**Problem description:**
Your task is to copy the listing exactly, with the pictures left out.

**** Extracted material ****

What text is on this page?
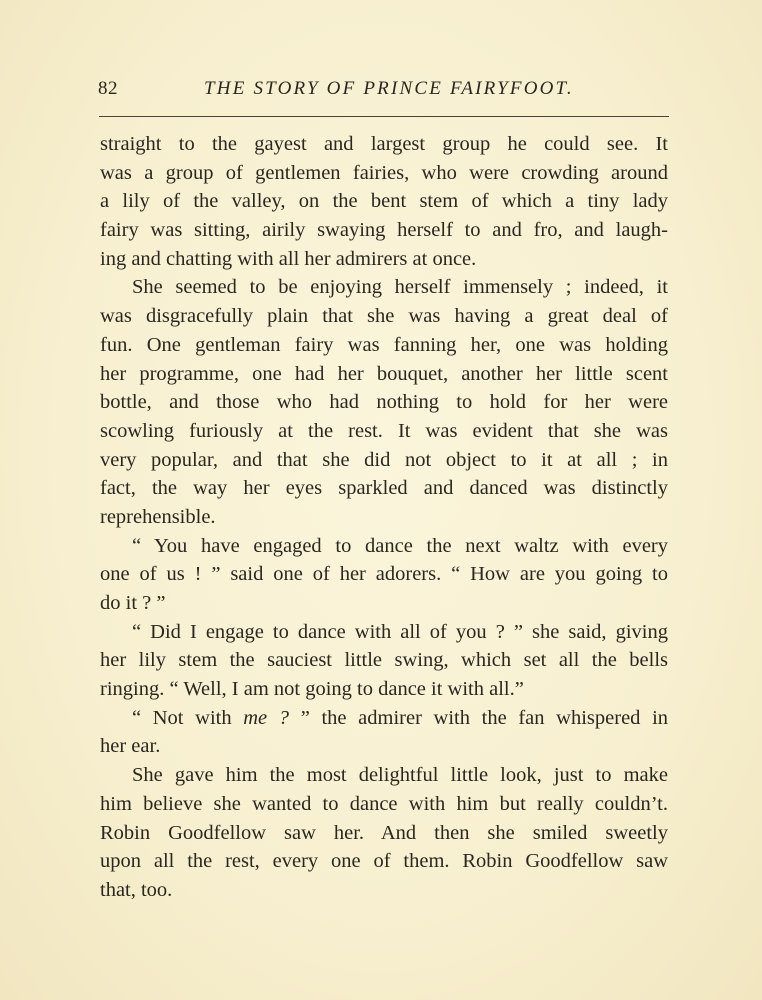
82	THE STORY OF PRINCE FAIRYFOOT.
straight to the gayest and largest group he could see. It
was a group of gentlemen fairies, who were crowding around
a lily of the valley, on the bent stem of which a tiny lady
fairy was sitting, airily swaying herself to and fro, and laugh-
ing and chatting with all her admirers at once.
She seemed to be enjoying herself immensely ; indeed, it
was disgracefully plain that she was having a great deal of
fun. One gentleman fairy was fanning her, one was holding
her programme, one had her bouquet, another her little scent
bottle, and those who had nothing to hold for her were
scowling furiously at the rest. It was evident that she was
very popular, and that she did not object to it at all ; in
fact, the way her eyes sparkled and danced was distinctly
reprehensible.
“ You have engaged to dance the next waltz with every
one of us ! ” said one of her adorers. “ How are you going to
do it ? ”
“ Did I engage to dance with all of you ? ” she said, giving
her lily stem the sauciest little swing, which set all the bells
ringing. “ Well, I am not going to dance it with all.”
“ Not with me ? ” the admirer with the fan whispered in
her ear.
She gave him the most delightful little look, just to make
him believe she wanted to dance with him but really couldn’t.
Robin Goodfellow saw her. And then she smiled sweetly
upon all the rest, every one of them. Robin Goodfellow saw
that, too.
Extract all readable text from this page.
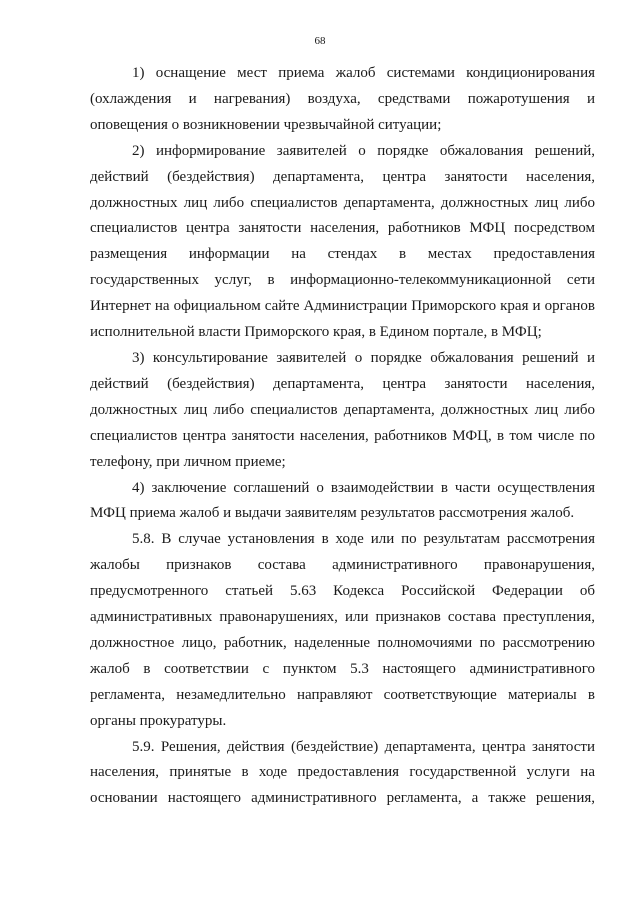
68

1) оснащение мест приема жалоб системами кондиционирования (охлаждения и нагревания) воздуха, средствами пожаротушения и оповещения о возникновении чрезвычайной ситуации;

2) информирование заявителей о порядке обжалования решений, действий (бездействия) департамента, центра занятости населения, должностных лиц либо специалистов департамента, должностных лиц либо специалистов центра занятости населения, работников МФЦ посредством размещения информации на стендах в местах предоставления государственных услуг, в информационно-телекоммуникационной сети Интернет на официальном сайте Администрации Приморского края и органов исполнительной власти Приморского края, в Едином портале, в МФЦ;

3) консультирование заявителей о порядке обжалования решений и действий (бездействия) департамента, центра занятости населения, должностных лиц либо специалистов департамента, должностных лиц либо специалистов центра занятости населения, работников МФЦ, в том числе по телефону, при личном приеме;

4) заключение соглашений о взаимодействии в части осуществления МФЦ приема жалоб и выдачи заявителям результатов рассмотрения жалоб.

5.8. В случае установления в ходе или по результатам рассмотрения жалобы признаков состава административного правонарушения, предусмотренного статьей 5.63 Кодекса Российской Федерации об административных правонарушениях, или признаков состава преступления, должностное лицо, работник, наделенные полномочиями по рассмотрению жалоб в соответствии с пунктом 5.3 настоящего административного регламента, незамедлительно направляют соответствующие материалы в органы прокуратуры.

5.9. Решения, действия (бездействие) департамента, центра занятости населения, принятые в ходе предоставления государственной услуги на основании настоящего административного регламента, а также решения,
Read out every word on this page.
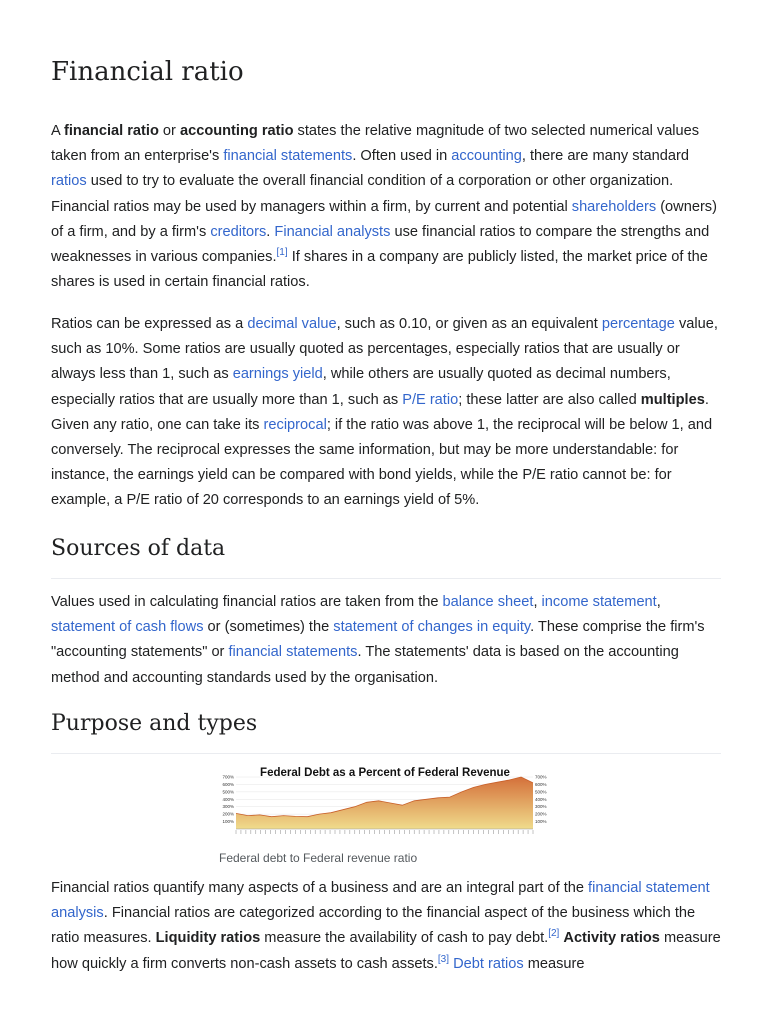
Financial ratio

A financial ratio or accounting ratio states the relative magnitude of two selected numerical values taken from an enterprise's financial statements. Often used in accounting, there are many standard ratios used to try to evaluate the overall financial condition of a corporation or other organization. Financial ratios may be used by managers within a firm, by current and potential shareholders (owners) of a firm, and by a firm's creditors. Financial analysts use financial ratios to compare the strengths and weaknesses in various companies.[1] If shares in a company are publicly listed, the market price of the shares is used in certain financial ratios.

Ratios can be expressed as a decimal value, such as 0.10, or given as an equivalent percentage value, such as 10%. Some ratios are usually quoted as percentages, especially ratios that are usually or always less than 1, such as earnings yield, while others are usually quoted as decimal numbers, especially ratios that are usually more than 1, such as P/E ratio; these latter are also called multiples. Given any ratio, one can take its reciprocal; if the ratio was above 1, the reciprocal will be below 1, and conversely. The reciprocal expresses the same information, but may be more understandable: for instance, the earnings yield can be compared with bond yields, while the P/E ratio cannot be: for example, a P/E ratio of 20 corresponds to an earnings yield of 5%.

Sources of data

Values used in calculating financial ratios are taken from the balance sheet, income statement, statement of cash flows or (sometimes) the statement of changes in equity. These comprise the firm's "accounting statements" or financial statements. The statements' data is based on the accounting method and accounting standards used by the organisation.

Purpose and types
Federal Debt as a Percent of Federal Revenue
100%
200%
300%
400%
500%
600%
700%
100%
200%
300%
400%
500%
600%
700%
Federal debt to Federal revenue ratio

Financial ratios quantify many aspects of a business and are an integral part of the financial statement analysis. Financial ratios are categorized according to the financial aspect of the business which the ratio measures. Liquidity ratios measure the availability of cash to pay debt.[2] Activity ratios measure how quickly a firm converts non-cash assets to cash assets.[3] Debt ratios measure
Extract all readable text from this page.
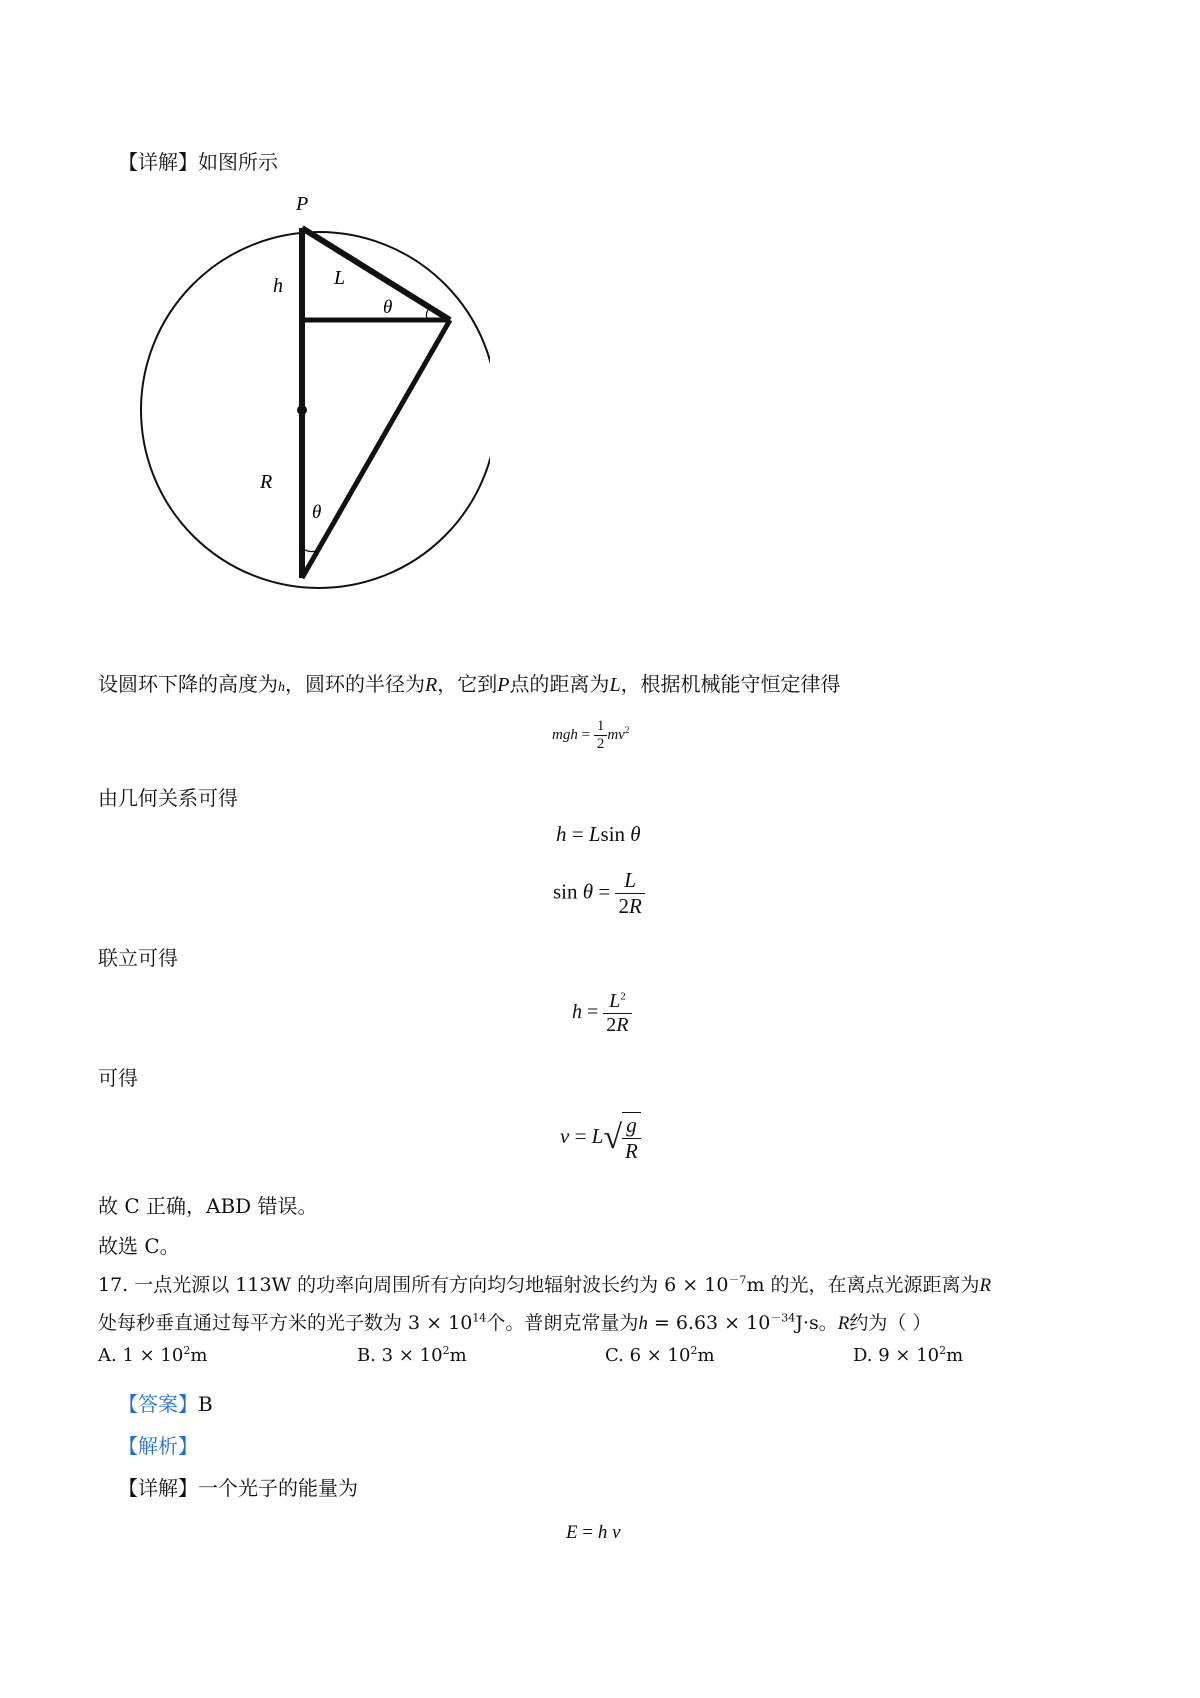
【详解】如图所示
P
h	L
θ
R
θ
设圆环下降的高度为h，圆环的半径为R，它到P点的距离为L，根据机械能守恒定律得
mgh = $\frac{1}{2} mv^2$
由几何关系可得
h = Lsin θ
$\sin \theta = \frac{L}{2R}$
联立可得
$h = \frac{L^2}{2R}$
可得
$v = L√ \frac{g}{R}$
故 C 正确，ABD 错误。
故选 C。
17. 一点光源以 113W 的功率向周围所有方向均匀地辐射波长约为 $6 \times 10^{-7}m$ 的光，在离点光源距离为R
处每秒垂直通过每平方米的光子数为 $3 \times 10^{14}$个。普朗克常量为$h = 6.63 \times 10^{-34}J\cdot s$。R约为（ ）
A. $1 \times 10^2m$	B. $3 \times 10^2m$	C. $6 \times 10^2m$	D. $9 \times 10^2m$
【答案】B
【解析】
【详解】一个光子的能量为
E = h ν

****

**Exercise solution:**
What text is on this page?
82	THE STORY OF PRINCE FAIRYFOOT.
straight to the gayest and largest group he could see. It
was a group of gentlemen fairies, who were crowding around
a lily of the valley, on the bent stem of which a tiny lady
fairy was sitting, airily swaying herself to and fro, and laugh-
ing and chatting with all her admirers at once.
She seemed to be enjoying herself immensely ; indeed, it
was disgracefully plain that she was having a great deal of
fun. One gentleman fairy was fanning her, one was holding
her programme, one had her bouquet, another her little scent
bottle, and those who had nothing to hold for her were
scowling furiously at the rest. It was evident that she was
very popular, and that she did not object to it at all ; in
fact, the way her eyes sparkled and danced was distinctly
reprehensible.
“ You have engaged to dance the next waltz with every
one of us ! ” said one of her adorers. “ How are you going to
do it ? ”
“ Did I engage to dance with all of you ? ” she said, giving
her lily stem the sauciest little swing, which set all the bells
ringing. “ Well, I am not going to dance it with all.”
“ Not with me ? ” the admirer with the fan whispered in
her ear.
She gave him the most delightful little look, just to make
him believe she wanted to dance with him but really couldn’t.
Robin Goodfellow saw her. And then she smiled sweetly
upon all the rest, every one of them. Robin Goodfellow saw
that, too.
Extract all readable text from this page.
68

1) оснащение мест приема жалоб системами кондиционирования (охлаждения и нагревания) воздуха, средствами пожаротушения и оповещения о возникновении чрезвычайной ситуации;

2) информирование заявителей о порядке обжалования решений, действий (бездействия) департамента, центра занятости населения, должностных лиц либо специалистов департамента, должностных лиц либо специалистов центра занятости населения, работников МФЦ посредством размещения информации на стендах в местах предоставления государственных услуг, в информационно-телекоммуникационной сети Интернет на официальном сайте Администрации Приморского края и органов исполнительной власти Приморского края, в Едином портале, в МФЦ;

3) консультирование заявителей о порядке обжалования решений и действий (бездействия) департамента, центра занятости населения, должностных лиц либо специалистов департамента, должностных лиц либо специалистов центра занятости населения, работников МФЦ, в том числе по телефону, при личном приеме;

4) заключение соглашений о взаимодействии в части осуществления МФЦ приема жалоб и выдачи заявителям результатов рассмотрения жалоб.

5.8. В случае установления в ходе или по результатам рассмотрения жалобы признаков состава административного правонарушения, предусмотренного статьей 5.63 Кодекса Российской Федерации об административных правонарушениях, или признаков состава преступления, должностное лицо, работник, наделенные полномочиями по рассмотрению жалоб в соответствии с пунктом 5.3 настоящего административного регламента, незамедлительно направляют соответствующие материалы в органы прокуратуры.

5.9. Решения, действия (бездействие) департамента, центра занятости населения, принятые в ходе предоставления государственной услуги на основании настоящего административного регламента, а также решения,
Read out every word on this page.
Financial ratio

A financial ratio or accounting ratio states the relative magnitude of two selected numerical values taken from an enterprise's financial statements. Often used in accounting, there are many standard ratios used to try to evaluate the overall financial condition of a corporation or other organization. Financial ratios may be used by managers within a firm, by current and potential shareholders (owners) of a firm, and by a firm's creditors. Financial analysts use financial ratios to compare the strengths and weaknesses in various companies.[1] If shares in a company are publicly listed, the market price of the shares is used in certain financial ratios.

Ratios can be expressed as a decimal value, such as 0.10, or given as an equivalent percentage value, such as 10%. Some ratios are usually quoted as percentages, especially ratios that are usually or always less than 1, such as earnings yield, while others are usually quoted as decimal numbers, especially ratios that are usually more than 1, such as P/E ratio; these latter are also called multiples. Given any ratio, one can take its reciprocal; if the ratio was above 1, the reciprocal will be below 1, and conversely. The reciprocal expresses the same information, but may be more understandable: for instance, the earnings yield can be compared with bond yields, while the P/E ratio cannot be: for example, a P/E ratio of 20 corresponds to an earnings yield of 5%.

Sources of data

Values used in calculating financial ratios are taken from the balance sheet, income statement, statement of cash flows or (sometimes) the statement of changes in equity. These comprise the firm's "accounting statements" or financial statements. The statements' data is based on the accounting method and accounting standards used by the organisation.

Purpose and types
Federal Debt as a Percent of Federal Revenue
100%
200%
300%
400%
500%
600%
700%
100%
200%
300%
400%
500%
600%
700%
Federal debt to Federal revenue ratio

Financial ratios quantify many aspects of a business and are an integral part of the financial statement analysis. Financial ratios are categorized according to the financial aspect of the business which the ratio measures. Liquidity ratios measure the availability of cash to pay debt.[2] Activity ratios measure how quickly a firm converts non-cash assets to cash assets.[3] Debt ratios measure
Extract all readable text from this page.
【详解】如图所示
P
h	L
θ
R
θ
设圆环下降的高度为h，圆环的半径为R，它到P点的距离为L，根据机械能守恒定律得
mgh = $\frac{1}{2} mv^2$
由几何关系可得
h = Lsin θ
$\sin \theta = \frac{L}{2R}$
联立可得
$h = \frac{L^2}{2R}$
可得
$v = L√ \frac{g}{R}$
故 C 正确，ABD 错误。
故选 C。
17. 一点光源以 113W 的功率向周围所有方向均匀地辐射波长约为 $6 \times 10^{-7}m$ 的光，在离点光源距离为R
处每秒垂直通过每平方米的光子数为 $3 \times 10^{14}$个。普朗克常量为$h = 6.63 \times 10^{-34}J\cdot s$。R约为（ ）
A. $1 \times 10^2m$	B. $3 \times 10^2m$	C. $6 \times 10^2m$	D. $9 \times 10^2m$
【答案】B
【解析】
【详解】一个光子的能量为
E = h ν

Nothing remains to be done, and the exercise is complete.